GOAL:
How many lines in the listing below include the word "yang"? Reply with the count alone.

A block of data
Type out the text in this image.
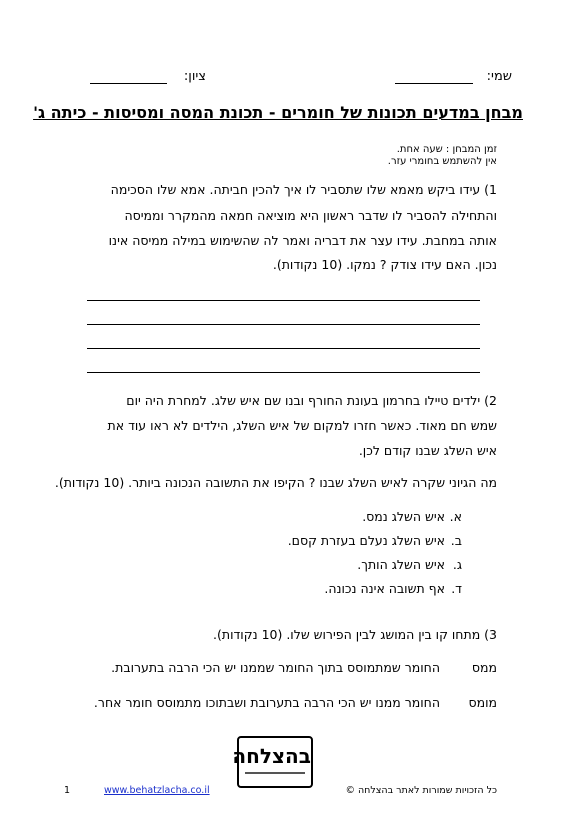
שמי:
ציון:
מבחן במדעים תכונות של חומרים - תכונת המסה ומסיסות - כיתה ג'
זמן המבחן : שעה אחת.
אין להשתמש בחומרי עזר.
1) עידו ביקש מאמא שלו שתסביר לו איך להכין חביתה. אמא שלו הסכימה
והתחילה להסביר לו שדבר ראשון היא מוציאה חמאה מהמקרר וממיסה
אותה במחבת. עידו עצר את דבריה ואמר לה שהשימוש במילה ממיסה אינו
נכון. האם עידו צודק ? נמקו. (10 נקודות).
2) ילדים טיילו בחרמון בעונת החורף ובנו שם איש שלג. למחרת היה יום
שמש חם מאוד. כאשר חזרו למקום של איש השלג, הילדים לא ראו עוד את
איש השלג שבנו קודם לכן.
מה הגיוני שקרה לאיש השלג שבנו ? הקיפו את התשובה הנכונה ביותר. (10 נקודות).
א.
איש השלג נמס.
ב.
איש השלג נעלם בעזרת קסם.
ג.
איש השלג הותך.
ד.
אף תשובה אינה נכונה.
3) מתחו קו בין המושג לבין הפירוש שלו. (10 נקודות).
ממס
החומר שמתמוסס בתוך החומר שממנו יש הכי הרבה בתערובת.
מומס
החומר ממנו יש הכי הרבה בתערובת ושבתוכו מתמוסס חומר אחר.
בהצלחה
כל הזכויות שמורות לאתר בהצלחה ©
www.behatzlacha.co.il
1
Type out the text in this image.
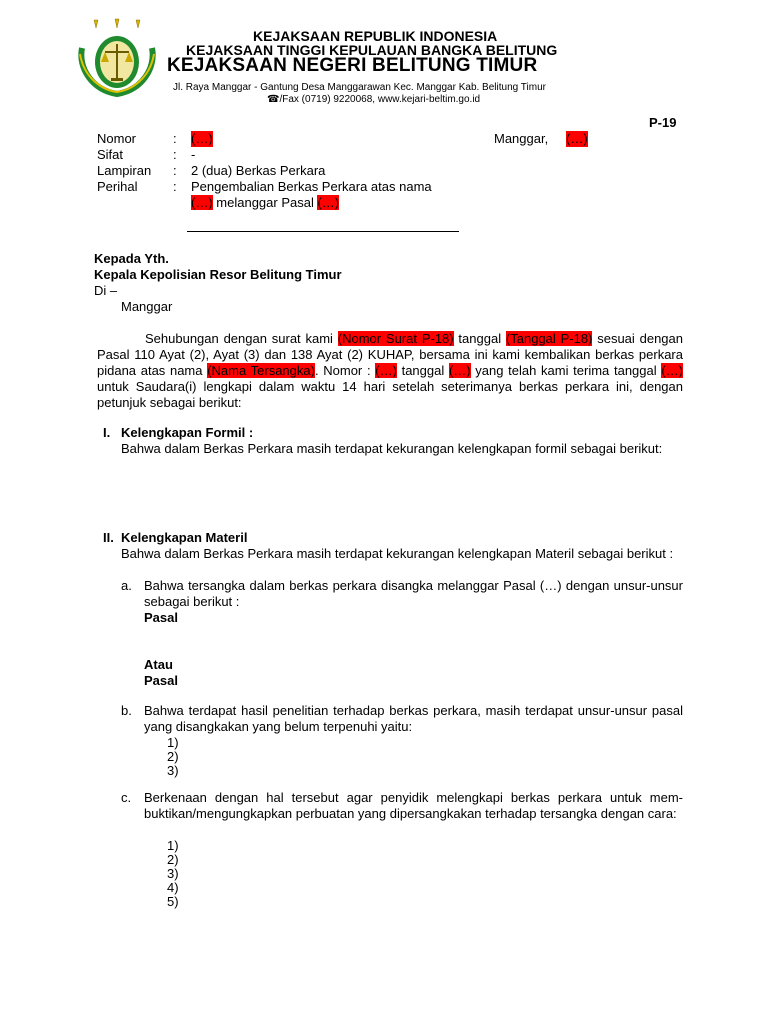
KEJAKSAAN REPUBLIK INDONESIA
KEJAKSAAN TINGGI KEPULAUAN BANGKA BELITUNG
KEJAKSAAN NEGERI BELITUNG TIMUR
Jl. Raya Manggar - Gantung Desa Manggarawan Kec. Manggar Kab. Belitung Timur
☎/Fax (0719) 9220068, www.kejari-beltim.go.id
P-19
Nomor	: (…)	Manggar, (…)
Sifat	: -
Lampiran : 2 (dua) Berkas Perkara
Perihal	: Pengembalian Berkas Perkara atas nama
(…) melanggar Pasal (…)
Kepada Yth.
Kepala Kepolisian Resor Belitung Timur
Di –
Manggar
Sehubungan dengan surat kami (Nomor Surat P-18) tanggal (Tanggal P-18) sesuai dengan Pasal 110 Ayat (2), Ayat (3) dan 138 Ayat (2) KUHAP, bersama ini kami kembalikan berkas perkara pidana atas nama (Nama Tersangka). Nomor : (…) tanggal (…) yang telah kami terima tanggal (…) untuk Saudara(i) lengkapi dalam waktu 14 hari setelah seterimanya berkas perkara ini, dengan petunjuk sebagai berikut:
I. Kelengkapan Formil :
Bahwa dalam Berkas Perkara masih terdapat kekurangan kelengkapan formil sebagai berikut:
II. Kelengkapan Materil
Bahwa dalam Berkas Perkara masih terdapat kekurangan kelengkapan Materil sebagai berikut :
a. Bahwa tersangka dalam berkas perkara disangka melanggar Pasal (…) dengan unsur-unsur sebagai berikut :
Pasal
Atau
Pasal
b. Bahwa terdapat hasil penelitian terhadap berkas perkara, masih terdapat unsur-unsur pasal yang disangkakan yang belum terpenuhi yaitu:
1)
2)
3)
c. Berkenaan dengan hal tersebut agar penyidik melengkapi berkas perkara untuk mem-buktikan/mengungkapkan perbuatan yang dipersangkakan terhadap tersangka dengan cara:
1)
2)
3)
4)
5)
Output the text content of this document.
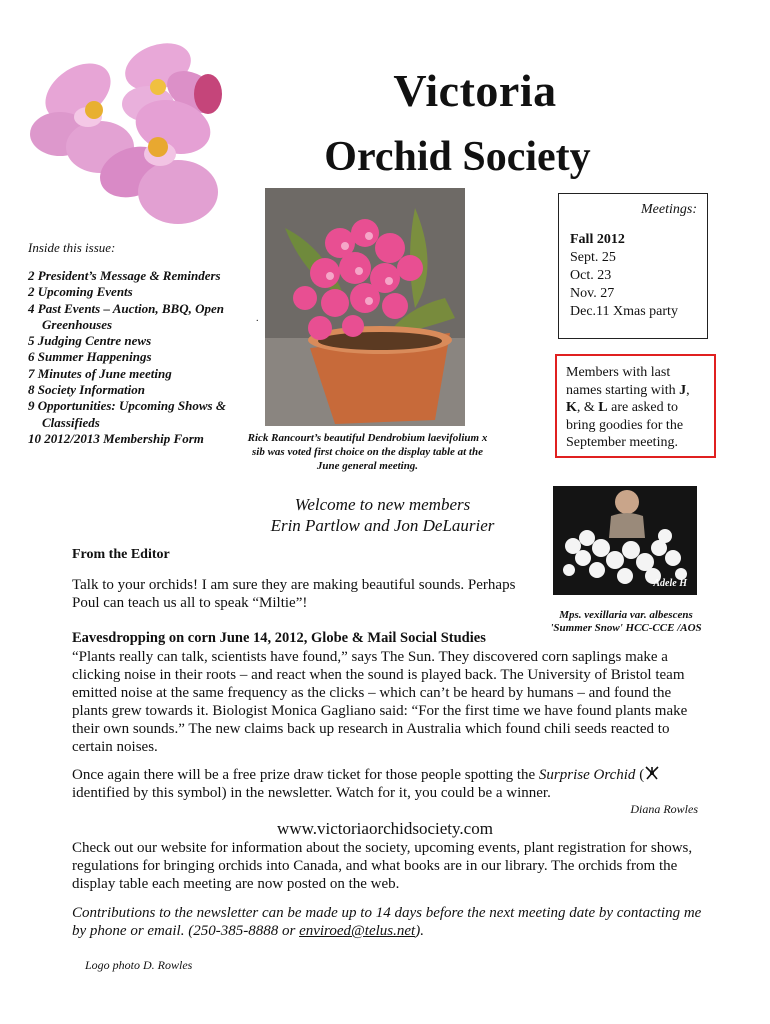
Victoria
Orchid Society
Inside this issue:
2 President’s Message & Reminders
2 Upcoming Events
4 Past Events – Auction, BBQ, Open Greenhouses
5 Judging Centre news
6 Summer Happenings
7 Minutes of June meeting
8 Society Information
9 Opportunities: Upcoming Shows & Classifieds
10 2012/2013 Membership Form
.
Rick Rancourt’s beautiful Dendrobium laevifolium x sib was voted first choice on the display table at the June general meeting.
Meetings:
Fall 2012
Sept. 25
Oct. 23
Nov. 27
Dec.11 Xmas party
Members with last names starting with J, K, & L are asked to bring goodies for the September meeting.
Welcome to new members
Erin Partlow and Jon DeLaurier
Adele H
Mps. vexillaria var. albescens
'Summer Snow' HCC-CCE /AOS
From the Editor
Talk to your orchids! I am sure they are making beautiful sounds. Perhaps Poul can teach us all to speak “Miltie”!
Eavesdropping on corn June 14, 2012, Globe & Mail Social Studies
“Plants really can talk, scientists have found,” says The Sun. They discovered corn saplings make a clicking noise in their roots – and react when the sound is played back. The University of Bristol team emitted noise at the same frequency as the clicks – which can’t be heard by humans – and found the plants grew towards it. Biologist Monica Gagliano said: “For the first time we have found plants make their own sounds.” The new claims back up research in Australia which found chili seeds reacted to certain noises.
Once again there will be a free prize draw ticket for those people spotting the Surprise Orchid ( identified by this symbol) in the newsletter. Watch for it, you could be a winner.
Diana Rowles
www.victoriaorchidsociety.com
Check out our website for information about the society, upcoming events, plant registration for shows, regulations for bringing orchids into Canada, and what books are in our library. The orchids from the display table each meeting are now posted on the web.
Contributions to the newsletter can be made up to 14 days before the next meeting date by contacting me by phone or email. (250-385-8888 or enviroed@telus.net).
Logo photo D. Rowles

TASK OUTPUT:
3